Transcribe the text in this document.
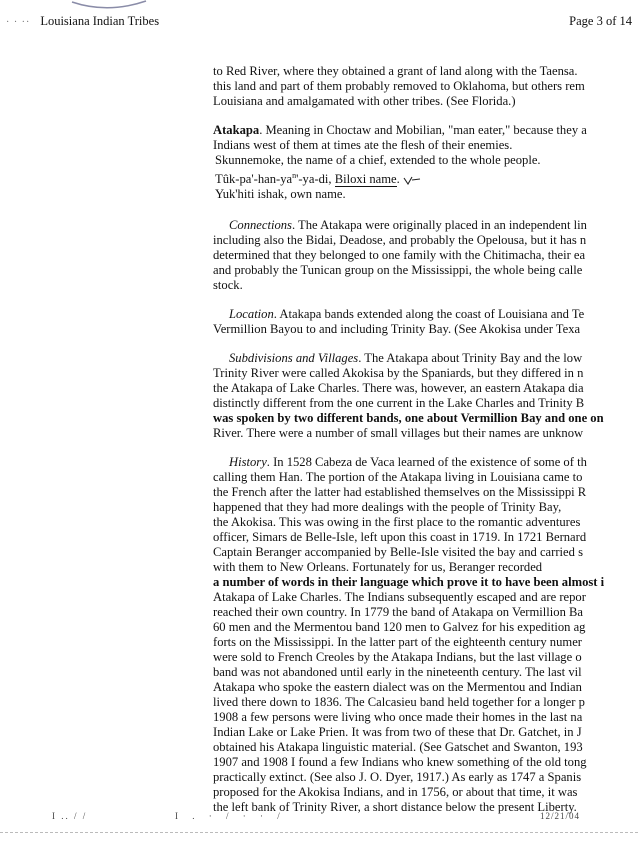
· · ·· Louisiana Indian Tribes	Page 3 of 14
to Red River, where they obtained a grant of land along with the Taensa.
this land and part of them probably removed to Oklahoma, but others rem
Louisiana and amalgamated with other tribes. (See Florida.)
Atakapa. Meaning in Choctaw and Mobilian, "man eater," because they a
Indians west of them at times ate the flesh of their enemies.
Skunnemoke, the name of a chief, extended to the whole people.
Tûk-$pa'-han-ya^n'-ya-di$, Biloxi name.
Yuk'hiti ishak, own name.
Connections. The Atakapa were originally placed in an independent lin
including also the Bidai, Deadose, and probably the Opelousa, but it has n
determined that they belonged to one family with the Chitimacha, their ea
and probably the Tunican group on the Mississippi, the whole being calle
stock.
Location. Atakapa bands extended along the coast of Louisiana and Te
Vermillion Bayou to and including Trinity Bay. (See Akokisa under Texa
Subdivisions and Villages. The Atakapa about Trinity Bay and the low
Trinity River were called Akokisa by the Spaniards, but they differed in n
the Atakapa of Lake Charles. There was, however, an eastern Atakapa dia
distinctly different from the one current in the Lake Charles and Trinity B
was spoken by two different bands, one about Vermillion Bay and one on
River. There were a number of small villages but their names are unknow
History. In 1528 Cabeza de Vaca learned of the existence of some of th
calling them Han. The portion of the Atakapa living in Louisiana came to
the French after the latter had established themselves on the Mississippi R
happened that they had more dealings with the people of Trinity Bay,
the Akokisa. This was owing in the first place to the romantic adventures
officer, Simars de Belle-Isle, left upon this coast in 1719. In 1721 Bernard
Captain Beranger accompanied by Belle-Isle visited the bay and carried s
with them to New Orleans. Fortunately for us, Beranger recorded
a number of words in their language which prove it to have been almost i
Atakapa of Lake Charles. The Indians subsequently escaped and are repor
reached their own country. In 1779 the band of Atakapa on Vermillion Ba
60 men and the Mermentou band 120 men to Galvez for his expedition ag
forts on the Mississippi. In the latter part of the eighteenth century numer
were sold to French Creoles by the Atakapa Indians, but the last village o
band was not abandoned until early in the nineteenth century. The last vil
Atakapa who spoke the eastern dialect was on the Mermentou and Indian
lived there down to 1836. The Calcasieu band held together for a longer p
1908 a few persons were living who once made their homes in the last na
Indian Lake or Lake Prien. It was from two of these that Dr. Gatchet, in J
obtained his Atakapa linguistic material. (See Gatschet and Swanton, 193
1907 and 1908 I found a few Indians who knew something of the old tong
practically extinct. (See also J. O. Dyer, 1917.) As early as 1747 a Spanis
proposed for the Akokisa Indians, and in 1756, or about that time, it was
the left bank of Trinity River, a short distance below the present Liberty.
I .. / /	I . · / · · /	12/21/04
=-=-=-=-=
*Given instruction:* In the entries above, locate every line with the word "number" and copy it.

*Written answer:*
River. There were a number of small villages but their names are unknow
a number of words in their language which prove it to have been almost i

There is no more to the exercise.